任务说明 a - 请把列表中从开头到包含“legend-swatch <box>425 608 450 610</box>”的那一行（首尾两行都算在内）转换成 JSON 字符串列表，每行对应一个字符串，空行略去。

文本段落 -

-.-.-

此题 $n=5e5,q=5e6$ ，按LCT的复杂度计算，$5e6*log(5e5)$，理论上时间复杂度正确，应当能满足3S的时限。但求助为什么还是有三个点TLE了...常数在大也不应该慢成这样啊... 代码：

#include <bits/stdc++.h>
using namespace std;

inline int read(){
	int x=0,f=1;char ch=getchar();
	while(!isdigit(ch)){if(ch=='-')f=-1;ch=getchar();}
	while(isdigit(ch)){x=(x<<3)+(x<<1)+(ch&15);ch=getchar();}
	return x*f;
}

const int N=5e5+7;

int n,q;
long long ans;

struct S{
	S *ls,*rs,*fa;int val,size,rev;
	inline bool get(){return fa->ls==this;}
	inline bool isrt(){return fa->ls!=this&&fa->rs!=this;}
	inline void pushUp(){size=ls->size+rs->size+1;}
	inline void reverse(){swap(ls,rs);rev^=1;}
	inline void pushDown(){if(!rev)return;ls->reverse();rs->reverse();rev=0;}
}tree[N],*null=tree;
inline void rotate(S *x){
	bool f=!x->get();S *SN=f?x->ls:x->rs,*FA=x->fa,*GF=FA->fa;
	if(!FA->isrt()) FA->get()?GF->ls=x:GF->rs=x;x->fa=GF;
	SN->fa=FA;f?FA->rs=SN:FA->ls=SN;FA->fa=x;f?x->ls=FA:x->rs=FA;
	FA->pushUp();x->pushUp();
}
void pushAll(S *x){if(!x->isrt())pushAll(x->fa);x->pushDown();}
void splay(S *x){
	for(pushAll(x);!x->isrt();rotate(x))
		if(!x->fa->isrt()) rotate(x->fa->get()==x->get()?x->fa:x);
}
inline void maketree(S *x,int num){x->fa=x->ls=x->rs=null;x->size=1;x->val=num;}
inline void access(S *x){
	for(S *last=null;x!=null;last=x,x=x->fa)

-.-.-

条目 -

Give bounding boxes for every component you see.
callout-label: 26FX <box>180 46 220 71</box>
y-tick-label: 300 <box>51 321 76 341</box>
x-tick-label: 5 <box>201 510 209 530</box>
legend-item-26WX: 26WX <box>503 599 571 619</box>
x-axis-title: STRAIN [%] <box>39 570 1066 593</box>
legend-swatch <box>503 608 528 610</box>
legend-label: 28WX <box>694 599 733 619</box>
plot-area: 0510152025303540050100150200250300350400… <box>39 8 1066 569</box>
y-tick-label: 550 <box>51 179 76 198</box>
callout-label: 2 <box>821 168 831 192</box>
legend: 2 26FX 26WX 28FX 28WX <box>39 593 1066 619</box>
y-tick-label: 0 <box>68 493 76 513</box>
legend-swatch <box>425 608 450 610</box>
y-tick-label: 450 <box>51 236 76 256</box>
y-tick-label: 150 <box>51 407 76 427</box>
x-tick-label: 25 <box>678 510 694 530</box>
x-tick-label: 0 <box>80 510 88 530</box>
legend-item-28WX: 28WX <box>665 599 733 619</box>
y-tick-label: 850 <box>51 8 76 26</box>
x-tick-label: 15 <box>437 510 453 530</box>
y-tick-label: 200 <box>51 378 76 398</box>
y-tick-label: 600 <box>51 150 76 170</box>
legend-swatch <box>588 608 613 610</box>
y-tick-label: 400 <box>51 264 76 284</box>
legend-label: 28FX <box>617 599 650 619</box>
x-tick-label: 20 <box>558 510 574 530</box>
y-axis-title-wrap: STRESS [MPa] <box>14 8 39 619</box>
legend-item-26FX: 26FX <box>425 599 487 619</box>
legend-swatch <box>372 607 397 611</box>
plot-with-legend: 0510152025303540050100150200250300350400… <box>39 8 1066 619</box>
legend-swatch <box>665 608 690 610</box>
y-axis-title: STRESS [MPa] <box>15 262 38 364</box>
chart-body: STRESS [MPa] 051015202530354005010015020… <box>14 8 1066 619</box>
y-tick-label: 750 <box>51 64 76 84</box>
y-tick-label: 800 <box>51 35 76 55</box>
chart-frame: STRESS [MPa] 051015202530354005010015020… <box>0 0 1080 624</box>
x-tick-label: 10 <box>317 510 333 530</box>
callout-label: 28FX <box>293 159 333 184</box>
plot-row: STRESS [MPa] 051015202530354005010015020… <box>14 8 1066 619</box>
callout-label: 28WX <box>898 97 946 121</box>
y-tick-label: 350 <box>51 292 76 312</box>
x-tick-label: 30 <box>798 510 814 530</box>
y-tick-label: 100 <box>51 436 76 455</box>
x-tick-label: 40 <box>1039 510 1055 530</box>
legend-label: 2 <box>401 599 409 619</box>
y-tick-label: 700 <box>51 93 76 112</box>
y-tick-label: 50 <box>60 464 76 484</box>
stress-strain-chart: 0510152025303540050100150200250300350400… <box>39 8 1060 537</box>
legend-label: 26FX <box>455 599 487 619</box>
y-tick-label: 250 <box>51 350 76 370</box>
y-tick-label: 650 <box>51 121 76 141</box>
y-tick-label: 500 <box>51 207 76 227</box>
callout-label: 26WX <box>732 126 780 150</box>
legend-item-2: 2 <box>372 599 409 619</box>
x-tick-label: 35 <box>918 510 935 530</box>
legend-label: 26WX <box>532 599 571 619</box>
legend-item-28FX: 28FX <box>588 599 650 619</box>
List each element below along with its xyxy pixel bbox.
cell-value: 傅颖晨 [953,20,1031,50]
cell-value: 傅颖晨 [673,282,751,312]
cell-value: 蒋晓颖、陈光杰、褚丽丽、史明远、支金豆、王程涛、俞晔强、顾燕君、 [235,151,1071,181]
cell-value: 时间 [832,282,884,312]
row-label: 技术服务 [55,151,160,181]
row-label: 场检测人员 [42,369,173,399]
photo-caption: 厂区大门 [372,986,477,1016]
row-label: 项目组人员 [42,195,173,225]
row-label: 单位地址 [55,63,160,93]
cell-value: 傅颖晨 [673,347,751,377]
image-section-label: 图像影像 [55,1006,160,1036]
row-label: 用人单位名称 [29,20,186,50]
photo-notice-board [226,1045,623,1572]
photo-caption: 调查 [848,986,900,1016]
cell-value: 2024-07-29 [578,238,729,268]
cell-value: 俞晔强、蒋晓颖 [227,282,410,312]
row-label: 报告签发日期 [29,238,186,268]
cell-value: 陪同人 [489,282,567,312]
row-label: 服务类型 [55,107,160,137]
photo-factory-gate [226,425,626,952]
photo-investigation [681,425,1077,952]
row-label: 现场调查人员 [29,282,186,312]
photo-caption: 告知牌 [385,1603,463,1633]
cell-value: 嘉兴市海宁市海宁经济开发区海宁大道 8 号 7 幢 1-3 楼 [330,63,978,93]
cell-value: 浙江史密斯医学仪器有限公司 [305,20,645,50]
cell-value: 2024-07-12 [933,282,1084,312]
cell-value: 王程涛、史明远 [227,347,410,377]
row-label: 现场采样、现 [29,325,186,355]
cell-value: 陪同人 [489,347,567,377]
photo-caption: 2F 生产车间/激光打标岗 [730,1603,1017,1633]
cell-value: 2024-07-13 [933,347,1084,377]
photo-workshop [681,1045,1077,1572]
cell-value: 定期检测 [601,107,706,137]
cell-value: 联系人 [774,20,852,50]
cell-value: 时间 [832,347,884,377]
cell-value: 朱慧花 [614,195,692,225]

-.-.-

任务说明 b - 根据文本段落，这道题的时限是多少？

结果 a -
[
  "Give bounding boxes for every component you see.",
  "callout-label: 26FX <box>180 46 220 71</box>",
  "y-tick-label: 300 <box>51 321 76 341</box>",
  "x-tick-label: 5 <box>201 510 209 530</box>",
  "legend-item-26WX: 26WX <box>503 599 571 619</box>",
  "x-axis-title: STRAIN [%] <box>39 570 1066 593</box>",
  "legend-swatch <box>503 608 528 610</box>",
  "legend-label: 28WX <box>694 599 733 619</box>",
  "plot-area: 0510152025303540050100150200250300350400… <box>39 8 1066 569</box>",
  "y-tick-label: 550 <box>51 179 76 198</box>",
  "callout-label: 2 <box>821 168 831 192</box>",
  "legend: 2 26FX 26WX 28FX 28WX <box>39 593 1066 619</box>",
  "y-tick-label: 0 <box>68 493 76 513</box>",
  "legend-swatch <box>425 608 450 610</box>"
]

结果 b - 3秒。